Your goal: Gather all lines containing the string "Take" and copy them out.

Provided data:
....................
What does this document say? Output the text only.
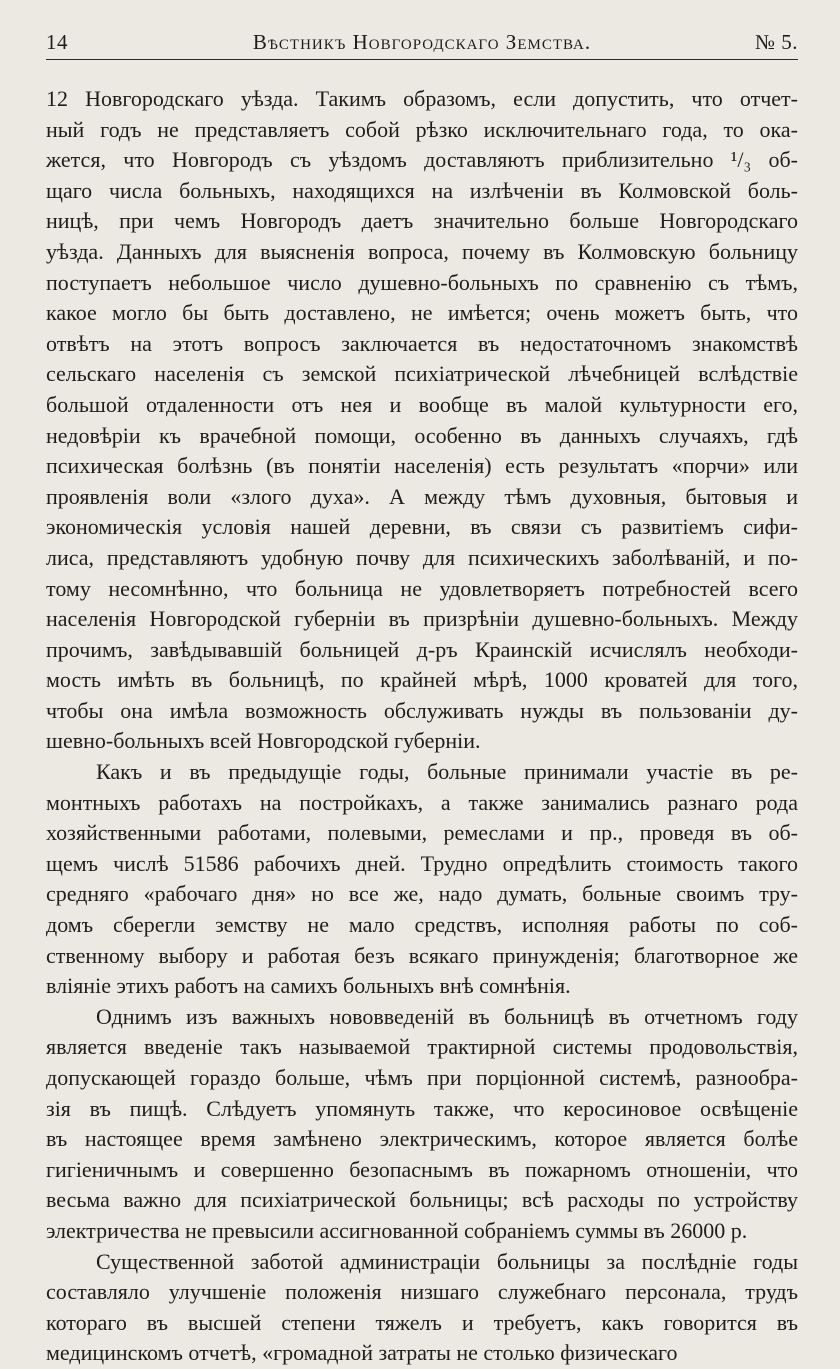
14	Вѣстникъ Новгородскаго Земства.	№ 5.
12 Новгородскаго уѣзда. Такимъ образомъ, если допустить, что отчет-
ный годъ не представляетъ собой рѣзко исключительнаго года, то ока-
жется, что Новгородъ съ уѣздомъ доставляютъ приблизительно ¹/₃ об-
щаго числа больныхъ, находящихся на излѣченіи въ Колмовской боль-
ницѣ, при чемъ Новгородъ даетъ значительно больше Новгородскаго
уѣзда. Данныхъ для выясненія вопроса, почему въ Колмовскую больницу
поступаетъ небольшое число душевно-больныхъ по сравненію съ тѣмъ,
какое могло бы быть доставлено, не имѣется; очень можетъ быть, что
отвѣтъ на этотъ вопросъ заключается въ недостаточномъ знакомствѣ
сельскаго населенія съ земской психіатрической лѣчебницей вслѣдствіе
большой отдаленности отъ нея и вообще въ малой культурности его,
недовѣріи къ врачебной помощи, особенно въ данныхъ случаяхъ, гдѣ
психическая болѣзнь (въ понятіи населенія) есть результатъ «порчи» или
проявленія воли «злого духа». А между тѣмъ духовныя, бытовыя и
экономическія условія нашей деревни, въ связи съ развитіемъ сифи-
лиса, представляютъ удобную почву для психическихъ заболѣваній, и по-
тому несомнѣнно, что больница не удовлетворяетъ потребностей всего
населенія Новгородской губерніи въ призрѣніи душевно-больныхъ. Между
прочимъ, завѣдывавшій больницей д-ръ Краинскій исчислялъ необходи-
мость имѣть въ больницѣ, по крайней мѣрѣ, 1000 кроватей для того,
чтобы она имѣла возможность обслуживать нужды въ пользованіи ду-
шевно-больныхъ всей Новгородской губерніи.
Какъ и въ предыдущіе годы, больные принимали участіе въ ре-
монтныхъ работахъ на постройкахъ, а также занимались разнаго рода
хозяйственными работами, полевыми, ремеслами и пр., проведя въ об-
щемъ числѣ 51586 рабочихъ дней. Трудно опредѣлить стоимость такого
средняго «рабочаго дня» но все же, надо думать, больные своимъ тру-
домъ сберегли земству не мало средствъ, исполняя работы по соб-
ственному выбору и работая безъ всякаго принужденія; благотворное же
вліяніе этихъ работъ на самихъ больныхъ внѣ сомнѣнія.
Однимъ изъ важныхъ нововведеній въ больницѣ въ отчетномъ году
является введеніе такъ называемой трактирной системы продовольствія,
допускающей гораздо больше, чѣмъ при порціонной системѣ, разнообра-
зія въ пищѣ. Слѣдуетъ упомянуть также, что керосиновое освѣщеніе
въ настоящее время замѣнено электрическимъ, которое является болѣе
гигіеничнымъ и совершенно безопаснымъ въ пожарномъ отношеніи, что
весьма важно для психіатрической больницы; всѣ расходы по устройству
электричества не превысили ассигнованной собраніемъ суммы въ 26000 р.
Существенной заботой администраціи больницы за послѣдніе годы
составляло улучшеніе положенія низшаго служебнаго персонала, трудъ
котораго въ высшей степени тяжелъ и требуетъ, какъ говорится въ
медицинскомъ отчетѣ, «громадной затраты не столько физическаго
....................
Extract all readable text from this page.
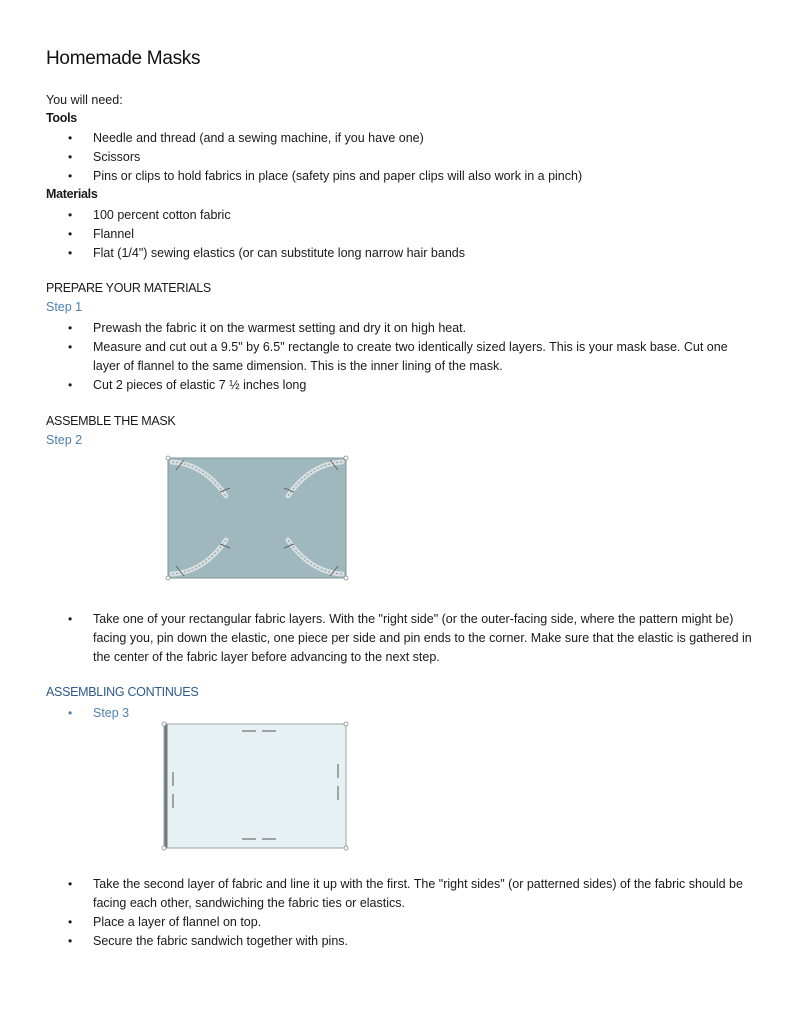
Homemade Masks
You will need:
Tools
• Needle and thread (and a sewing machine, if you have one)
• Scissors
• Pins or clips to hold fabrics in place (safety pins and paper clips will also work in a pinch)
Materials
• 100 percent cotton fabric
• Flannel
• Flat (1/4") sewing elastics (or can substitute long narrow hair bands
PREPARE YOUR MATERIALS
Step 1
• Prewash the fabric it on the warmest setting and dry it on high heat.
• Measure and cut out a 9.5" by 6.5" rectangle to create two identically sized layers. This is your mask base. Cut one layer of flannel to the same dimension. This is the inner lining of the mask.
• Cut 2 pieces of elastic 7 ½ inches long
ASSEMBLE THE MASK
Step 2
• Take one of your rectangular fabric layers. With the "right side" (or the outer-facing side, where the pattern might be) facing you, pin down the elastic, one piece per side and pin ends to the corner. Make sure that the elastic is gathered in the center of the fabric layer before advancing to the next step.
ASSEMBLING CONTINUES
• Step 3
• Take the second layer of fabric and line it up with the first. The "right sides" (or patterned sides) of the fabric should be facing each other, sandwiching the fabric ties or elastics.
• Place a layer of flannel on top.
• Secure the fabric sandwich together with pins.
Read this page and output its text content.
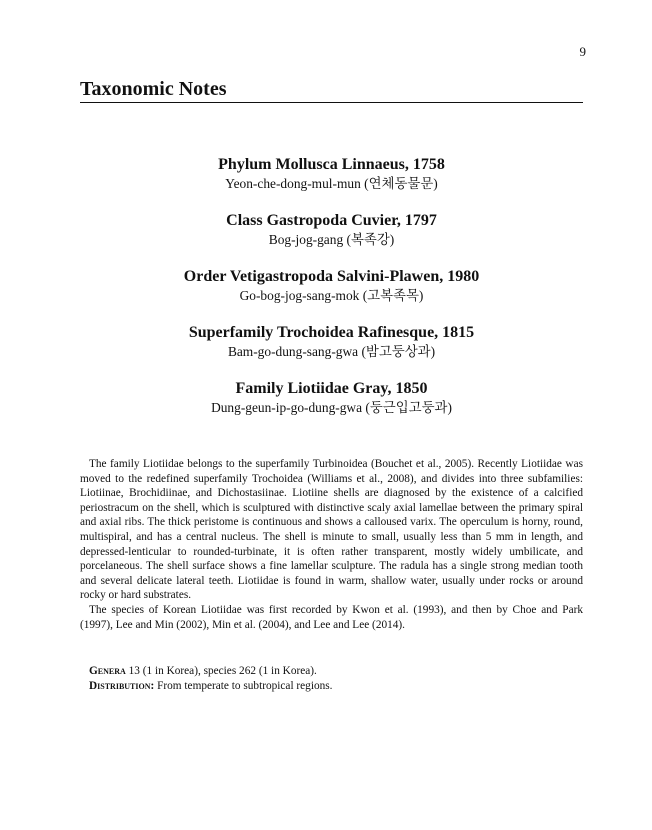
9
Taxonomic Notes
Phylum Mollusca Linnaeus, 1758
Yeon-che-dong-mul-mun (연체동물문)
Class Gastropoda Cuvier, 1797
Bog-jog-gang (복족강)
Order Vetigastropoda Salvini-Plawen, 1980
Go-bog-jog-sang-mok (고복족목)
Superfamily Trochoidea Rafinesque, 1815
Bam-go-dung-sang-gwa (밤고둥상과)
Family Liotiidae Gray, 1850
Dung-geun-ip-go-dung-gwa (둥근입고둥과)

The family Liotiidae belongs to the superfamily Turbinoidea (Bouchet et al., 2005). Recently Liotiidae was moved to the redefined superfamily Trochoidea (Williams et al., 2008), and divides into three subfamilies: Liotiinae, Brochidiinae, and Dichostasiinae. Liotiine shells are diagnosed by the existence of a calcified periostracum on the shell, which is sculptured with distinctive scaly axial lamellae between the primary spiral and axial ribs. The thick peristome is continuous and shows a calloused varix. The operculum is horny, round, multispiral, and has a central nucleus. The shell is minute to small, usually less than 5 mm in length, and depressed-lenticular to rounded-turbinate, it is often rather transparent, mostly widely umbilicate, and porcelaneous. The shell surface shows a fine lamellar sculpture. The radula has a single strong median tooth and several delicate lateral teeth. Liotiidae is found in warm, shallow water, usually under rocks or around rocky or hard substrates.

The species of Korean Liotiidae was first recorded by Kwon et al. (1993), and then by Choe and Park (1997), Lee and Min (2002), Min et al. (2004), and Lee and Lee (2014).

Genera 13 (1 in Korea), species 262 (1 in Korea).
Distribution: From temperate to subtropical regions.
....................
Full solution:
• Take one of your rectangular fabric layers. With the "right side" (or the outer-facing side, where the pattern might be) facing you, pin down the elastic, one piece per side and pin ends to the corner. Make sure that the elastic is gathered in the center of the fabric layer before advancing to the next step.
• Take the second layer of fabric and line it up with the first. The "right sides" (or patterned sides) of the fabric should be facing each other, sandwiching the fabric ties or elastics.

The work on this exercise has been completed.